(STORED RECORDS)
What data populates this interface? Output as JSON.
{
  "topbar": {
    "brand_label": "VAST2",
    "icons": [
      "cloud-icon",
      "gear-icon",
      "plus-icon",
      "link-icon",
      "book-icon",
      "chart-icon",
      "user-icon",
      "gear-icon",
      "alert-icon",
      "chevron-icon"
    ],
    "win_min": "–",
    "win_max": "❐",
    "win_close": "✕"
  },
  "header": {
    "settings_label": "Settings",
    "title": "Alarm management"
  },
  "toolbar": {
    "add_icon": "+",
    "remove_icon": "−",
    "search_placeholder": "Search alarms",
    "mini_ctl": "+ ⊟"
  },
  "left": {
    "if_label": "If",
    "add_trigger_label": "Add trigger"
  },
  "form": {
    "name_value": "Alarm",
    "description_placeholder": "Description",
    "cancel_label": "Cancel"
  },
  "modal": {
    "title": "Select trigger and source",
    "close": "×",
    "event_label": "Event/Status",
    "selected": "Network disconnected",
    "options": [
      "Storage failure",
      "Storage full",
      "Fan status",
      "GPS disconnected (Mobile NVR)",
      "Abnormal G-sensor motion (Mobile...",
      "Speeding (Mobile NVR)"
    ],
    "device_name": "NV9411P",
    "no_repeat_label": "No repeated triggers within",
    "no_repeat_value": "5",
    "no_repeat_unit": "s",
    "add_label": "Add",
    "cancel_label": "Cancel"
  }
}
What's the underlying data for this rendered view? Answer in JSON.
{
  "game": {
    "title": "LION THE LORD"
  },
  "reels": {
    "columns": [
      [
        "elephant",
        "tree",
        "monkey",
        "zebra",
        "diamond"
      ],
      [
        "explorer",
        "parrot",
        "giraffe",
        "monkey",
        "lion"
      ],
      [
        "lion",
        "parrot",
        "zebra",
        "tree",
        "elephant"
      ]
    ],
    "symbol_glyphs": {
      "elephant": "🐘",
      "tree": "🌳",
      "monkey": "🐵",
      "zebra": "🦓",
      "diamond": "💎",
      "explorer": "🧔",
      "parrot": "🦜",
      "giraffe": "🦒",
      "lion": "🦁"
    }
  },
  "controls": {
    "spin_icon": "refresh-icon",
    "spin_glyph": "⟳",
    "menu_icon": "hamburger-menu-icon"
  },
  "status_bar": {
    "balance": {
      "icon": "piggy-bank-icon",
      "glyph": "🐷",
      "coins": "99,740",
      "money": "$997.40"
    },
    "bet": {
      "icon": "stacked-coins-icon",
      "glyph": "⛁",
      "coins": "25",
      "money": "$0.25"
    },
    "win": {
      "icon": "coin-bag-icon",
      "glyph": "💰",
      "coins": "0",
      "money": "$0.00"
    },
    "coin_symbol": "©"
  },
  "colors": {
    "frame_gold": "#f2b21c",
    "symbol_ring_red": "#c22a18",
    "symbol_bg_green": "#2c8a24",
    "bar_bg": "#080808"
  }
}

(WHAT IS BEING ASKED) Recopy the entries above in their entirety, exactly.

(OUTPUT FOR THIS TASK)
What data populates this interface? Output as JSON.
{
  "topbar": {
    "brand_label": "VAST2",
    "icons": [
      "cloud-icon",
      "gear-icon",
      "plus-icon",
      "link-icon",
      "book-icon",
      "chart-icon",
      "user-icon",
      "gear-icon",
      "alert-icon",
      "chevron-icon"
    ],
    "win_min": "–",
    "win_max": "❐",
    "win_close": "✕"
  },
  "header": {
    "settings_label": "Settings",
    "title": "Alarm management"
  },
  "toolbar": {
    "add_icon": "+",
    "remove_icon": "−",
    "search_placeholder": "Search alarms",
    "mini_ctl": "+ ⊟"
  },
  "left": {
    "if_label": "If",
    "add_trigger_label": "Add trigger"
  },
  "form": {
    "name_value": "Alarm",
    "description_placeholder": "Description",
    "cancel_label": "Cancel"
  },
  "modal": {
    "title": "Select trigger and source",
    "close": "×",
    "event_label": "Event/Status",
    "selected": "Network disconnected",
    "options": [
      "Storage failure",
      "Storage full",
      "Fan status",
      "GPS disconnected (Mobile NVR)",
      "Abnormal G-sensor motion (Mobile...",
      "Speeding (Mobile NVR)"
    ],
    "device_name": "NV9411P",
    "no_repeat_label": "No repeated triggers within",
    "no_repeat_value": "5",
    "no_repeat_unit": "s",
    "add_label": "Add",
    "cancel_label": "Cancel"
  }
}
What's the underlying data for this rendered view? Answer in JSON.
{
  "game": {
    "title": "LION THE LORD"
  },
  "reels": {
    "columns": [
      [
        "elephant",
        "tree",
        "monkey",
        "zebra",
        "diamond"
      ],
      [
        "explorer",
        "parrot",
        "giraffe",
        "monkey",
        "lion"
      ],
      [
        "lion",
        "parrot",
        "zebra",
        "tree",
        "elephant"
      ]
    ],
    "symbol_glyphs": {
      "elephant": "🐘",
      "tree": "🌳",
      "monkey": "🐵",
      "zebra": "🦓",
      "diamond": "💎",
      "explorer": "🧔",
      "parrot": "🦜",
      "giraffe": "🦒",
      "lion": "🦁"
    }
  },
  "controls": {
    "spin_icon": "refresh-icon",
    "spin_glyph": "⟳",
    "menu_icon": "hamburger-menu-icon"
  },
  "status_bar": {
    "balance": {
      "icon": "piggy-bank-icon",
      "glyph": "🐷",
      "coins": "99,740",
      "money": "$997.40"
    },
    "bet": {
      "icon": "stacked-coins-icon",
      "glyph": "⛁",
      "coins": "25",
      "money": "$0.25"
    },
    "win": {
      "icon": "coin-bag-icon",
      "glyph": "💰",
      "coins": "0",
      "money": "$0.00"
    },
    "coin_symbol": "©"
  },
  "colors": {
    "frame_gold": "#f2b21c",
    "symbol_ring_red": "#c22a18",
    "symbol_bg_green": "#2c8a24",
    "bar_bg": "#080808"
  }
}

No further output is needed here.